---------- Extracted material ----------
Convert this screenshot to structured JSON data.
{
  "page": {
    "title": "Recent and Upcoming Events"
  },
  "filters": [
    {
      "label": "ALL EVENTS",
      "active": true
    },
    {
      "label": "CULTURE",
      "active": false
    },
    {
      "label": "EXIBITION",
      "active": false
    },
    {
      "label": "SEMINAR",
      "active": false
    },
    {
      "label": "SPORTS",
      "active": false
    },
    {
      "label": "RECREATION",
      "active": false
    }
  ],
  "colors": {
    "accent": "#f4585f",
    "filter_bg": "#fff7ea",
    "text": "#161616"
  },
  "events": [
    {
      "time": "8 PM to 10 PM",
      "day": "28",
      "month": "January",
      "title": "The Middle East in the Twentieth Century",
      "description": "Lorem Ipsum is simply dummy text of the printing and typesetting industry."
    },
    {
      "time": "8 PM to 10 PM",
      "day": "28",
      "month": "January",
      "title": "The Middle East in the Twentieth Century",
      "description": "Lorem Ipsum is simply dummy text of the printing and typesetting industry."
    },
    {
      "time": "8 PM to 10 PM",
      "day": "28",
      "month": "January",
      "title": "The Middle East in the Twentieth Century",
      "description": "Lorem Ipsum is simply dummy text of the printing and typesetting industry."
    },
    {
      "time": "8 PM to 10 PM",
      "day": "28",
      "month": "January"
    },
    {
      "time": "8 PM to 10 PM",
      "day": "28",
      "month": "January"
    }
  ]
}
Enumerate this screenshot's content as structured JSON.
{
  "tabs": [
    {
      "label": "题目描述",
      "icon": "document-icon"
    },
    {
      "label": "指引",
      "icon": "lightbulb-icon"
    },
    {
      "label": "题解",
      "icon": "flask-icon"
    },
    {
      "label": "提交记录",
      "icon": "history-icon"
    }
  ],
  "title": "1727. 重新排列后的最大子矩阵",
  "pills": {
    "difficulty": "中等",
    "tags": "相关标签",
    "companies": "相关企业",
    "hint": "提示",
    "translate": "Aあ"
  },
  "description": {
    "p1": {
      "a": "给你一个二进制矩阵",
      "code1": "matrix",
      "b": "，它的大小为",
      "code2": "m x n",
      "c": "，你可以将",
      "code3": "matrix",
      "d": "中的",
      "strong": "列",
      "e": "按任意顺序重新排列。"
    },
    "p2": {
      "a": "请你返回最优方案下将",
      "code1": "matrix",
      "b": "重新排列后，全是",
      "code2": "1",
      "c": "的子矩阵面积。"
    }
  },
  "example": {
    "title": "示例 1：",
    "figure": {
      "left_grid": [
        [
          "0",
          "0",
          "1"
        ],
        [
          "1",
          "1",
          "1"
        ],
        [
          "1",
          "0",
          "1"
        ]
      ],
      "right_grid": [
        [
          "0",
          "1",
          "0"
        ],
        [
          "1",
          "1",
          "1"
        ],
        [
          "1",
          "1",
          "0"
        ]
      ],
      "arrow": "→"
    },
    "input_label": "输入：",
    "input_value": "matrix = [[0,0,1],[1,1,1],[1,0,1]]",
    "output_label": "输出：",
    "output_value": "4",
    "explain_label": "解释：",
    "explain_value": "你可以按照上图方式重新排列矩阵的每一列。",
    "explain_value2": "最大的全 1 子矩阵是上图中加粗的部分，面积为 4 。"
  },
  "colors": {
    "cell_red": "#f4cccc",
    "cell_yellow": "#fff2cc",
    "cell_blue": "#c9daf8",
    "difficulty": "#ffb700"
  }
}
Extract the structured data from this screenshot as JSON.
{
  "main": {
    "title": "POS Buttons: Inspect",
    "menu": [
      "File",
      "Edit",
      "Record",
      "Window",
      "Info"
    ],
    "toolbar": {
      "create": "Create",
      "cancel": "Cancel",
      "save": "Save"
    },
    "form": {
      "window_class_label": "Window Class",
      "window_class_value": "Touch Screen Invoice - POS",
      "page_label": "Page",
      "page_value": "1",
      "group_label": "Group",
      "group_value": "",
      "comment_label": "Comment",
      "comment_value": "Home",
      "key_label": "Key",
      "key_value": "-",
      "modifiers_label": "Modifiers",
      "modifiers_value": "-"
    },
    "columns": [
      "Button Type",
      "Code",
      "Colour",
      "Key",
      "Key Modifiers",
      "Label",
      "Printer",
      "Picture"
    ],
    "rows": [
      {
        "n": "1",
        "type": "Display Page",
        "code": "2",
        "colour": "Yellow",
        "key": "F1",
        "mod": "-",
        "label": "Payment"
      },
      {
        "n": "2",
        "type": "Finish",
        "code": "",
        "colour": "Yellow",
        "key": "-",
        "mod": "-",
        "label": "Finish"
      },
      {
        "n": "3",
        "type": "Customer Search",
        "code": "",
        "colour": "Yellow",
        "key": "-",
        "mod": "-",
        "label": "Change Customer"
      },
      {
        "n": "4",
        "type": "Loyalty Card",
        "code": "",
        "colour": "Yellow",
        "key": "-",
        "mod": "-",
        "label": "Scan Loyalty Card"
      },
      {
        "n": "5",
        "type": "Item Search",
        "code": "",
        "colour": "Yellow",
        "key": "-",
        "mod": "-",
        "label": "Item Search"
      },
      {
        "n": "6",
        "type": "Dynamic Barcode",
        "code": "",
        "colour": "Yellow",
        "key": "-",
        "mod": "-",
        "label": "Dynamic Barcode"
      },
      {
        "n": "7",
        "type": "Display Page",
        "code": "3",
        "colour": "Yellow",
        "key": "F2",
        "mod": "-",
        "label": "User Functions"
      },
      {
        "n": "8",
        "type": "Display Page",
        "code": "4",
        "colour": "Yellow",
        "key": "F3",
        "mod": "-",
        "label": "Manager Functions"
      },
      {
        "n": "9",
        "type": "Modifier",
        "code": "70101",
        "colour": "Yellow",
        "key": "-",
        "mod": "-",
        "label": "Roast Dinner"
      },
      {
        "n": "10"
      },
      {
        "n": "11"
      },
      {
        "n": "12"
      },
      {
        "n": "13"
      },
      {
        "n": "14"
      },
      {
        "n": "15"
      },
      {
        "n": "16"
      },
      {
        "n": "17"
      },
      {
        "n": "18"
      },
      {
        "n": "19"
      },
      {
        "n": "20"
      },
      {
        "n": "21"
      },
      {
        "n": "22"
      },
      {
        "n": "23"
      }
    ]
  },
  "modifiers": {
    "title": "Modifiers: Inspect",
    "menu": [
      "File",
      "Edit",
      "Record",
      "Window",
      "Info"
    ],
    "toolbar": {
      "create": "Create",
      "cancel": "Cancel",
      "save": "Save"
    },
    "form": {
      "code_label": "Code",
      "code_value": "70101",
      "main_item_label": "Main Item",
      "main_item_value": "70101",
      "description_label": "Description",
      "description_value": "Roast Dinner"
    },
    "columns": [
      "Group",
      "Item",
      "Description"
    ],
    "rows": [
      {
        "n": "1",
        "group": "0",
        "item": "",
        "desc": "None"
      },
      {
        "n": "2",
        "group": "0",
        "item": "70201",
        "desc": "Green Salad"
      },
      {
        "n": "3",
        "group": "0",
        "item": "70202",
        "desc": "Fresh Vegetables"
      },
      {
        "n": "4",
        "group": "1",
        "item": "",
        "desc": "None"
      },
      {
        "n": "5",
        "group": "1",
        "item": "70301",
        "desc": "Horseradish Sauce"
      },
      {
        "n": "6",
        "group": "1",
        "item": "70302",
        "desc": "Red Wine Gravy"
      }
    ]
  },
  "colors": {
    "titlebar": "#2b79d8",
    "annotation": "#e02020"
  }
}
----------
* Set task
Reply with one number only: the count of lines in the entries that contain "screenshot".

* Output below
3